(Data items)

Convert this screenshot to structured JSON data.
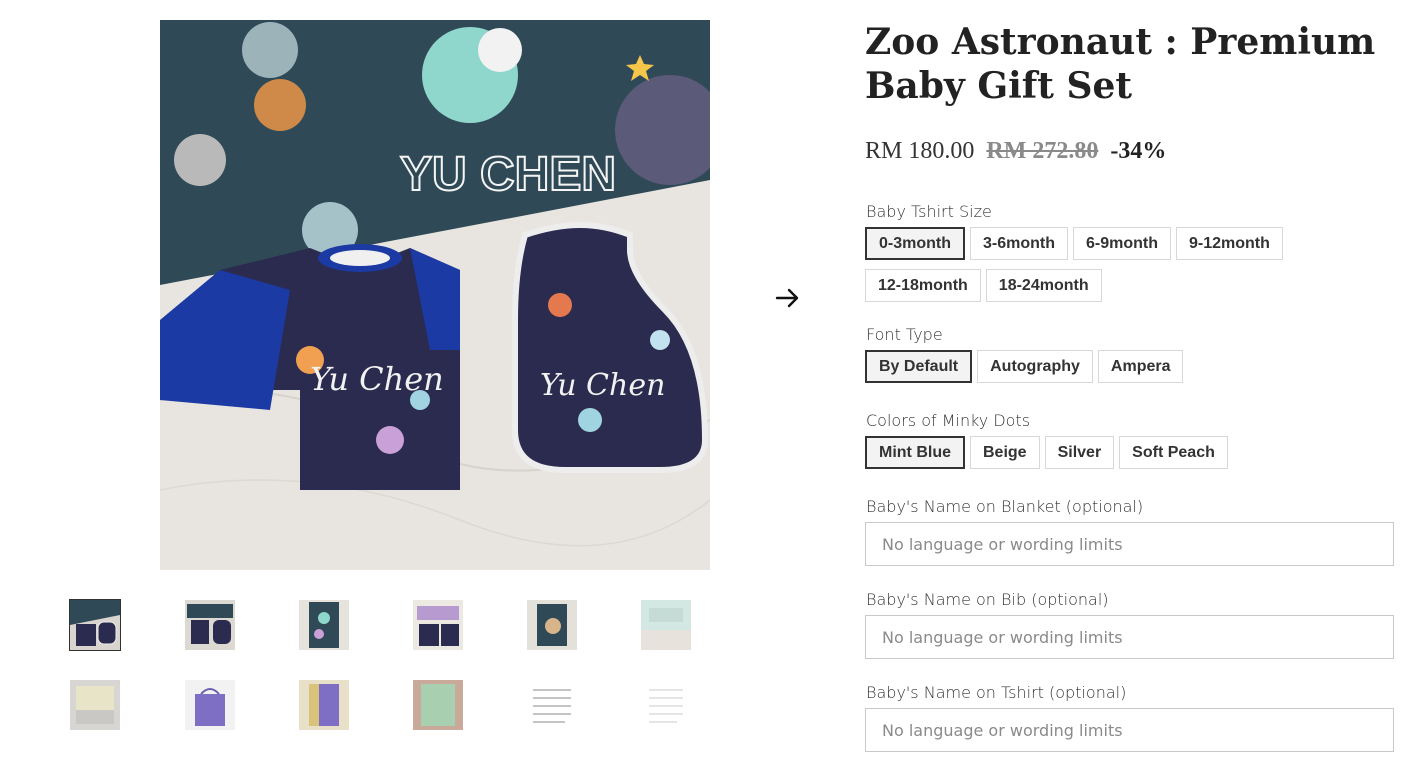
{
  "product": {
    "title": "Zoo Astronaut : Premium Baby Gift Set",
    "price_current": "RM 180.00",
    "price_original": "RM 272.80",
    "discount": "-34%"
  },
  "gallery": {
    "main_image_name_blanket": "YU CHEN",
    "main_image_name_shirt": "Yu Chen",
    "main_image_name_bib": "Yu Chen",
    "thumbnail_count": 12
  },
  "options": {
    "tshirt_size": {
      "label": "Baby Tshirt Size",
      "values": [
        "0-3month",
        "3-6month",
        "6-9month",
        "9-12month",
        "12-18month",
        "18-24month"
      ],
      "selected": "0-3month"
    },
    "font_type": {
      "label": "Font Type",
      "values": [
        "By Default",
        "Autography",
        "Ampera"
      ],
      "selected": "By Default"
    },
    "minky_colors": {
      "label": "Colors of Minky Dots",
      "values": [
        "Mint Blue",
        "Beige",
        "Silver",
        "Soft Peach"
      ],
      "selected": "Mint Blue"
    }
  },
  "fields": {
    "blanket": {
      "label": "Baby's Name on Blanket (optional)",
      "placeholder": "No language or wording limits",
      "value": ""
    },
    "bib": {
      "label": "Baby's Name on Bib (optional)",
      "placeholder": "No language or wording limits",
      "value": ""
    },
    "tshirt": {
      "label": "Baby's Name on Tshirt (optional)",
      "placeholder": "No language or wording limits",
      "value": ""
    }
  },
  "icons": {
    "next": "arrow-right-icon"
  },
  "colors": {
    "text": "#222222",
    "border": "#d8d8d8",
    "selected_border": "#333333",
    "old_price": "#8a8a8a"
  }
}
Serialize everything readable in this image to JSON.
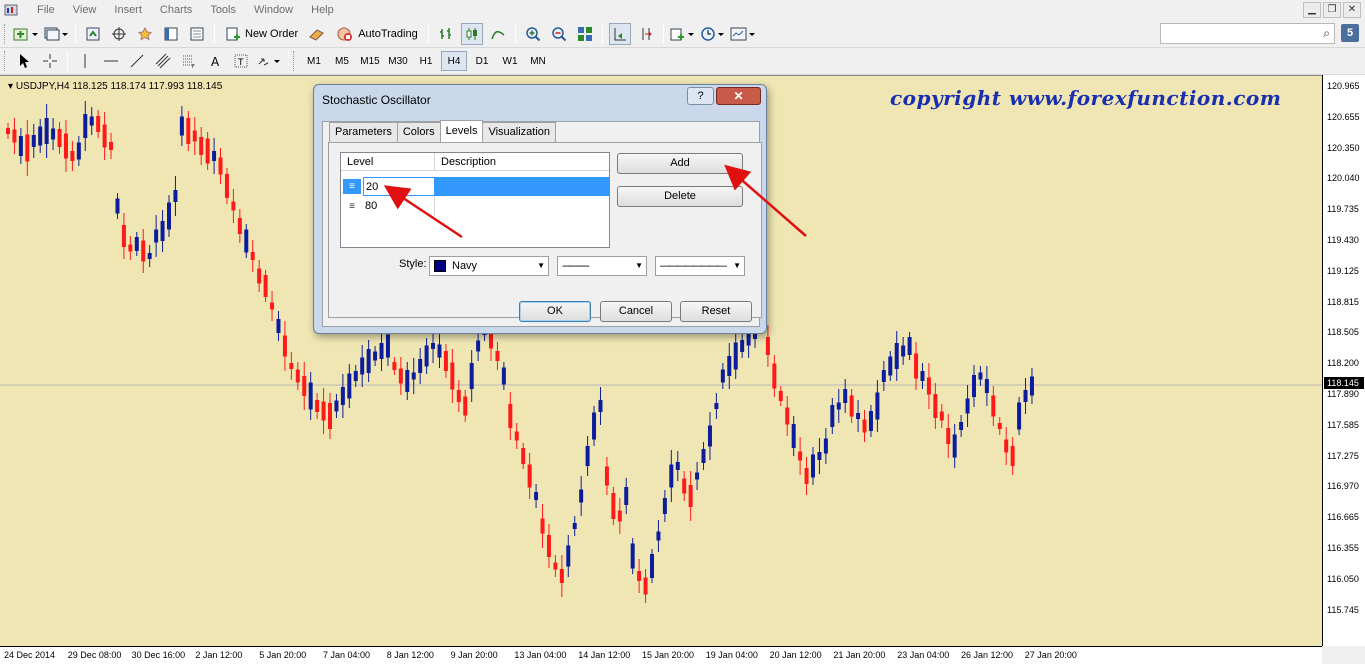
{
  "menubar": {
    "items": [
      "File",
      "View",
      "Insert",
      "Charts",
      "Tools",
      "Window",
      "Help"
    ]
  },
  "toolbar": {
    "new_order_label": "New Order",
    "autotrading_label": "AutoTrading",
    "timeframes": [
      "M1",
      "M5",
      "M15",
      "M30",
      "H1",
      "H4",
      "D1",
      "W1",
      "MN"
    ],
    "active_timeframe": "H4",
    "badge": "5"
  },
  "chart": {
    "symbol_info": "USDJPY,H4  118.125 118.174 117.993 118.145",
    "copyright": "copyright www.forexfunction.com",
    "current_price": "118.145",
    "price_ticks": [
      "120.965",
      "120.655",
      "120.350",
      "120.040",
      "119.735",
      "119.430",
      "119.125",
      "118.815",
      "118.505",
      "118.200",
      "117.890",
      "117.585",
      "117.275",
      "116.970",
      "116.665",
      "116.355",
      "116.050",
      "115.745"
    ],
    "time_ticks": [
      "24 Dec 2014",
      "29 Dec 08:00",
      "30 Dec 16:00",
      "2 Jan 12:00",
      "5 Jan 20:00",
      "7 Jan 04:00",
      "8 Jan 12:00",
      "9 Jan 20:00",
      "13 Jan 04:00",
      "14 Jan 12:00",
      "15 Jan 20:00",
      "19 Jan 04:00",
      "20 Jan 12:00",
      "21 Jan 20:00",
      "23 Jan 04:00",
      "26 Jan 12:00",
      "27 Jan 20:00"
    ],
    "colors": {
      "background": "#efe6b3",
      "bull": "#0b1d9c",
      "bear": "#ff1a1a"
    }
  },
  "dialog": {
    "title": "Stochastic Oscillator",
    "help_label": "?",
    "close_label": "✕",
    "tabs": [
      "Parameters",
      "Colors",
      "Levels",
      "Visualization"
    ],
    "active_tab": "Levels",
    "levels_table": {
      "columns": [
        "Level",
        "Description"
      ],
      "rows": [
        {
          "level": "20",
          "description": ""
        },
        {
          "level": "80",
          "description": ""
        }
      ]
    },
    "add_label": "Add",
    "delete_label": "Delete",
    "style_label": "Style:",
    "color_value": "Navy",
    "line_style_value": "----------",
    "line_width_value": "————————",
    "ok_label": "OK",
    "cancel_label": "Cancel",
    "reset_label": "Reset"
  }
}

WRITTEN TASK>
Omit the pictures and restate the rest of the records verbatim.

RESULT OF THE EXERCISE>
Convert this screenshot to structured JSON data.
{
  "product": {
    "title": "Zoo Astronaut : Premium Baby Gift Set",
    "price_current": "RM 180.00",
    "price_original": "RM 272.80",
    "discount": "-34%"
  },
  "gallery": {
    "main_image_name_blanket": "YU CHEN",
    "main_image_name_shirt": "Yu Chen",
    "main_image_name_bib": "Yu Chen",
    "thumbnail_count": 12
  },
  "options": {
    "tshirt_size": {
      "label": "Baby Tshirt Size",
      "values": [
        "0-3month",
        "3-6month",
        "6-9month",
        "9-12month",
        "12-18month",
        "18-24month"
      ],
      "selected": "0-3month"
    },
    "font_type": {
      "label": "Font Type",
      "values": [
        "By Default",
        "Autography",
        "Ampera"
      ],
      "selected": "By Default"
    },
    "minky_colors": {
      "label": "Colors of Minky Dots",
      "values": [
        "Mint Blue",
        "Beige",
        "Silver",
        "Soft Peach"
      ],
      "selected": "Mint Blue"
    }
  },
  "fields": {
    "blanket": {
      "label": "Baby's Name on Blanket (optional)",
      "placeholder": "No language or wording limits",
      "value": ""
    },
    "bib": {
      "label": "Baby's Name on Bib (optional)",
      "placeholder": "No language or wording limits",
      "value": ""
    },
    "tshirt": {
      "label": "Baby's Name on Tshirt (optional)",
      "placeholder": "No language or wording limits",
      "value": ""
    }
  },
  "icons": {
    "next": "arrow-right-icon"
  },
  "colors": {
    "text": "#222222",
    "border": "#d8d8d8",
    "selected_border": "#333333",
    "old_price": "#8a8a8a"
  }
}
Serialize everything readable in this image to JSON.
{
  "menubar": {
    "items": [
      "File",
      "View",
      "Insert",
      "Charts",
      "Tools",
      "Window",
      "Help"
    ]
  },
  "toolbar": {
    "new_order_label": "New Order",
    "autotrading_label": "AutoTrading",
    "timeframes": [
      "M1",
      "M5",
      "M15",
      "M30",
      "H1",
      "H4",
      "D1",
      "W1",
      "MN"
    ],
    "active_timeframe": "H4",
    "badge": "5"
  },
  "chart": {
    "symbol_info": "USDJPY,H4  118.125 118.174 117.993 118.145",
    "copyright": "copyright www.forexfunction.com",
    "current_price": "118.145",
    "price_ticks": [
      "120.965",
      "120.655",
      "120.350",
      "120.040",
      "119.735",
      "119.430",
      "119.125",
      "118.815",
      "118.505",
      "118.200",
      "117.890",
      "117.585",
      "117.275",
      "116.970",
      "116.665",
      "116.355",
      "116.050",
      "115.745"
    ],
    "time_ticks": [
      "24 Dec 2014",
      "29 Dec 08:00",
      "30 Dec 16:00",
      "2 Jan 12:00",
      "5 Jan 20:00",
      "7 Jan 04:00",
      "8 Jan 12:00",
      "9 Jan 20:00",
      "13 Jan 04:00",
      "14 Jan 12:00",
      "15 Jan 20:00",
      "19 Jan 04:00",
      "20 Jan 12:00",
      "21 Jan 20:00",
      "23 Jan 04:00",
      "26 Jan 12:00",
      "27 Jan 20:00"
    ],
    "colors": {
      "background": "#efe6b3",
      "bull": "#0b1d9c",
      "bear": "#ff1a1a"
    }
  },
  "dialog": {
    "title": "Stochastic Oscillator",
    "help_label": "?",
    "close_label": "✕",
    "tabs": [
      "Parameters",
      "Colors",
      "Levels",
      "Visualization"
    ],
    "active_tab": "Levels",
    "levels_table": {
      "columns": [
        "Level",
        "Description"
      ],
      "rows": [
        {
          "level": "20",
          "description": ""
        },
        {
          "level": "80",
          "description": ""
        }
      ]
    },
    "add_label": "Add",
    "delete_label": "Delete",
    "style_label": "Style:",
    "color_value": "Navy",
    "line_style_value": "----------",
    "line_width_value": "————————",
    "ok_label": "OK",
    "cancel_label": "Cancel",
    "reset_label": "Reset"
  }
}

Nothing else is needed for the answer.